Exercise details:
Present each line of the entries below that holds the word "القصيدة".

##### Data

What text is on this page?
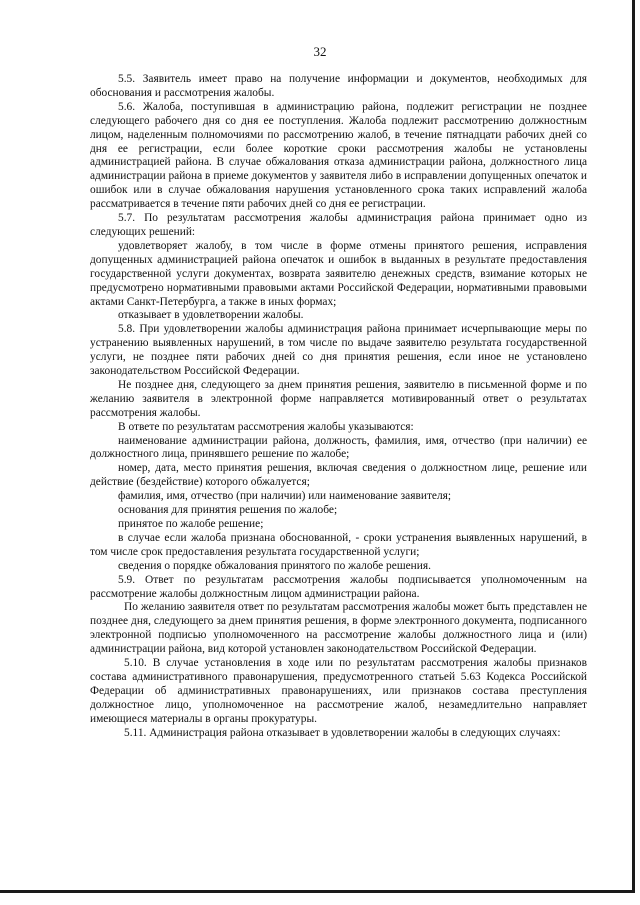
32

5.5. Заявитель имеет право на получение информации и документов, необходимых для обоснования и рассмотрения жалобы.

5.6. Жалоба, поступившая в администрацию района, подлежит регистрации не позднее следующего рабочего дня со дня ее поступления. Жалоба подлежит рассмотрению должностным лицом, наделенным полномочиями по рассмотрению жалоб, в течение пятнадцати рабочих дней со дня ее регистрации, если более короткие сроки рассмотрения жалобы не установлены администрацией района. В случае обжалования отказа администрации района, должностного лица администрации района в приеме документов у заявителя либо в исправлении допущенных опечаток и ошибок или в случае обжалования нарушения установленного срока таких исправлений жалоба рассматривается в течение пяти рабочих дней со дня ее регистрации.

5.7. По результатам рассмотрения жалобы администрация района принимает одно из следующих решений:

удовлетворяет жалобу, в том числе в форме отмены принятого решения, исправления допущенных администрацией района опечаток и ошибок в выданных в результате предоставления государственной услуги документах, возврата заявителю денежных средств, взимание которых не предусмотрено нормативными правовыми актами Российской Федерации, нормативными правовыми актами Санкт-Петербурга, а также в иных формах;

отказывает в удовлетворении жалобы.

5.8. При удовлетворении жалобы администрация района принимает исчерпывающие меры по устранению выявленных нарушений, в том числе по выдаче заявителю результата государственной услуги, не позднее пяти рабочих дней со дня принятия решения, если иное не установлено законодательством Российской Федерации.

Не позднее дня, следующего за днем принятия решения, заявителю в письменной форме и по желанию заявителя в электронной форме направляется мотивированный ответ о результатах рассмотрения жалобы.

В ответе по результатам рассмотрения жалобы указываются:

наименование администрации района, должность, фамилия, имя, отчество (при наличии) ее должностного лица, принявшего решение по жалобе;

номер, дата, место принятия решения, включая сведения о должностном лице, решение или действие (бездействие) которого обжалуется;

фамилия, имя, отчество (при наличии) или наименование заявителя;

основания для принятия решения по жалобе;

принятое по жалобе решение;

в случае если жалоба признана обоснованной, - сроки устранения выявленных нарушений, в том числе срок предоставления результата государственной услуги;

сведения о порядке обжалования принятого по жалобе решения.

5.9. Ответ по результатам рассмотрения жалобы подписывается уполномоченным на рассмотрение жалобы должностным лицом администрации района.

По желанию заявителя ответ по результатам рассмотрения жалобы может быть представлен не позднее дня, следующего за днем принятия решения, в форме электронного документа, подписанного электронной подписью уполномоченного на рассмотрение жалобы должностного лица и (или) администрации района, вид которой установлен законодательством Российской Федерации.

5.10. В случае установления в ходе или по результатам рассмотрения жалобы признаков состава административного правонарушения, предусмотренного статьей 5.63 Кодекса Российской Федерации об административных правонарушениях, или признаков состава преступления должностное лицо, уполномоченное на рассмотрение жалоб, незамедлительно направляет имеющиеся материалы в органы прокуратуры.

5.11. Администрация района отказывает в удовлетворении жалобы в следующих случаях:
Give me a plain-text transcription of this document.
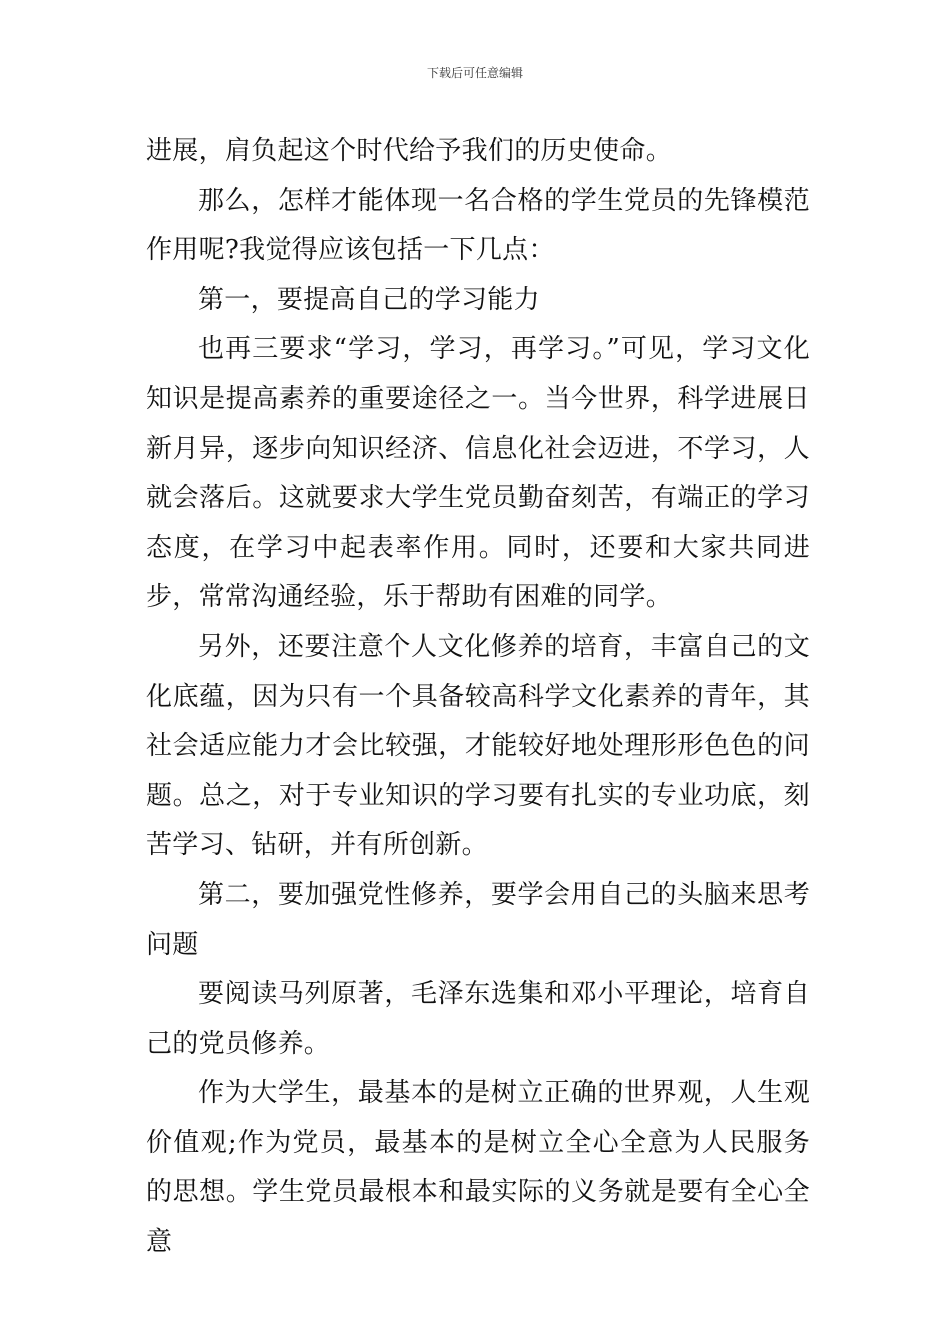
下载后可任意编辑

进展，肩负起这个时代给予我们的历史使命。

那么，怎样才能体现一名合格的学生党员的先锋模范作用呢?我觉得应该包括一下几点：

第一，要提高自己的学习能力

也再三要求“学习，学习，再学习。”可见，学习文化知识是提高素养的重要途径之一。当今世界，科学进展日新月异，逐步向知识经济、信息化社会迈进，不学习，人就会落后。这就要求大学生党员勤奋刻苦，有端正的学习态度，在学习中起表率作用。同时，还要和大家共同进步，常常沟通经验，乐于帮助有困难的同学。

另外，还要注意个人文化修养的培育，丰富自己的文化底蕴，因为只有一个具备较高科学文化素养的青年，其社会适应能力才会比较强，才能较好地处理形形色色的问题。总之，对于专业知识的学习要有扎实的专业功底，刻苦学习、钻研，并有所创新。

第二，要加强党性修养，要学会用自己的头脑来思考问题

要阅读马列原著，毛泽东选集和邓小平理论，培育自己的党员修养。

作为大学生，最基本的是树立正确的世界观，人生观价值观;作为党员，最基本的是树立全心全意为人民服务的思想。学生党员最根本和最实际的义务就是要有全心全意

##########
##### Data

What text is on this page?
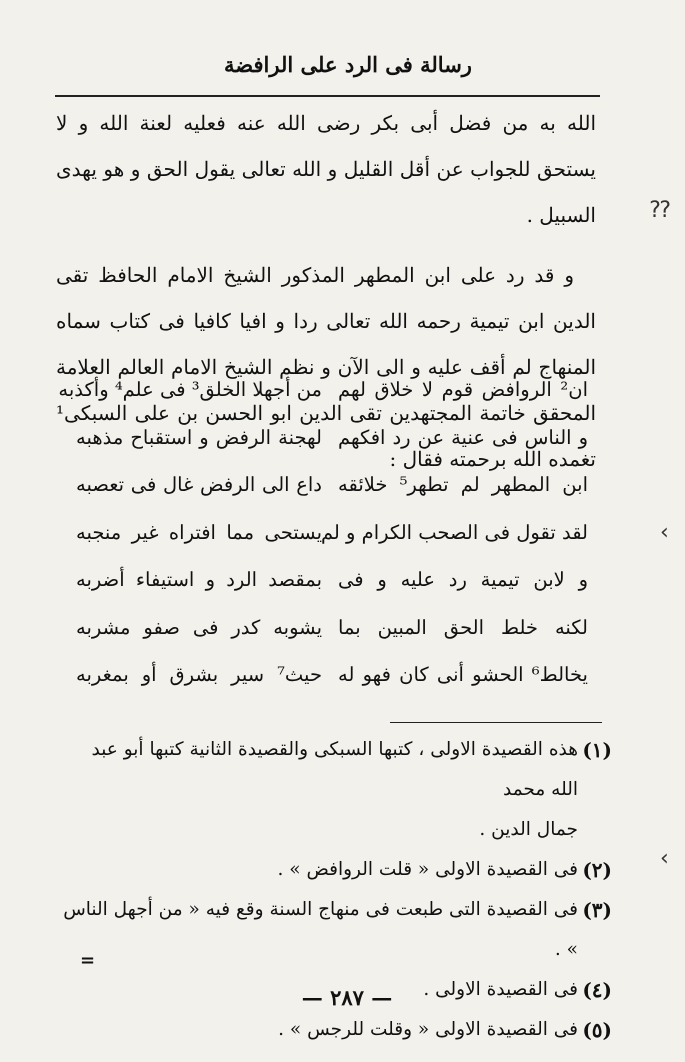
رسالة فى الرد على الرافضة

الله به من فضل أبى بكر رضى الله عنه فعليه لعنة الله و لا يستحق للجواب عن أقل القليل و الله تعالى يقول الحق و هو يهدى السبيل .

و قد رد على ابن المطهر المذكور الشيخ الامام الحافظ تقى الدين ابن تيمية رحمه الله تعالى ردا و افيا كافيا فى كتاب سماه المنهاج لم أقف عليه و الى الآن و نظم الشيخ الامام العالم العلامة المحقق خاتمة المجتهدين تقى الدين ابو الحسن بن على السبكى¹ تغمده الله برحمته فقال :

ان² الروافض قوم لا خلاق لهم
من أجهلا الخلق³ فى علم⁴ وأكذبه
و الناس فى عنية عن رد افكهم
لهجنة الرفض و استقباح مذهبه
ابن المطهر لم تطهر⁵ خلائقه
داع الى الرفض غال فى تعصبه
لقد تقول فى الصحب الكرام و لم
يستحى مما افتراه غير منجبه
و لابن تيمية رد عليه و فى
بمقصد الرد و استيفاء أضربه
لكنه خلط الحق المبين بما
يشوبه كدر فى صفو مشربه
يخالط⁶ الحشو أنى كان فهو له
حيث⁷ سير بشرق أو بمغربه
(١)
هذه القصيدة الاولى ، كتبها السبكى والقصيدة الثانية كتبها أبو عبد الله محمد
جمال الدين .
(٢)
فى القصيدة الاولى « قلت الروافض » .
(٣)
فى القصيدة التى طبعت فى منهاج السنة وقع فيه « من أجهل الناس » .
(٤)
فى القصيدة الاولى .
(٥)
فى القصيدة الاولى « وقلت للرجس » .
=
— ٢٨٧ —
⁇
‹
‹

##########

Final result:
هذه القصيدة الاولى ، كتبها السبكى والقصيدة الثانية كتبها أبو عبد الله محمد
فى القصيدة الاولى « قلت الروافض » .
فى القصيدة التى طبعت فى منهاج السنة وقع فيه « من أجهل الناس » .
فى القصيدة الاولى .
فى القصيدة الاولى « وقلت للرجس » .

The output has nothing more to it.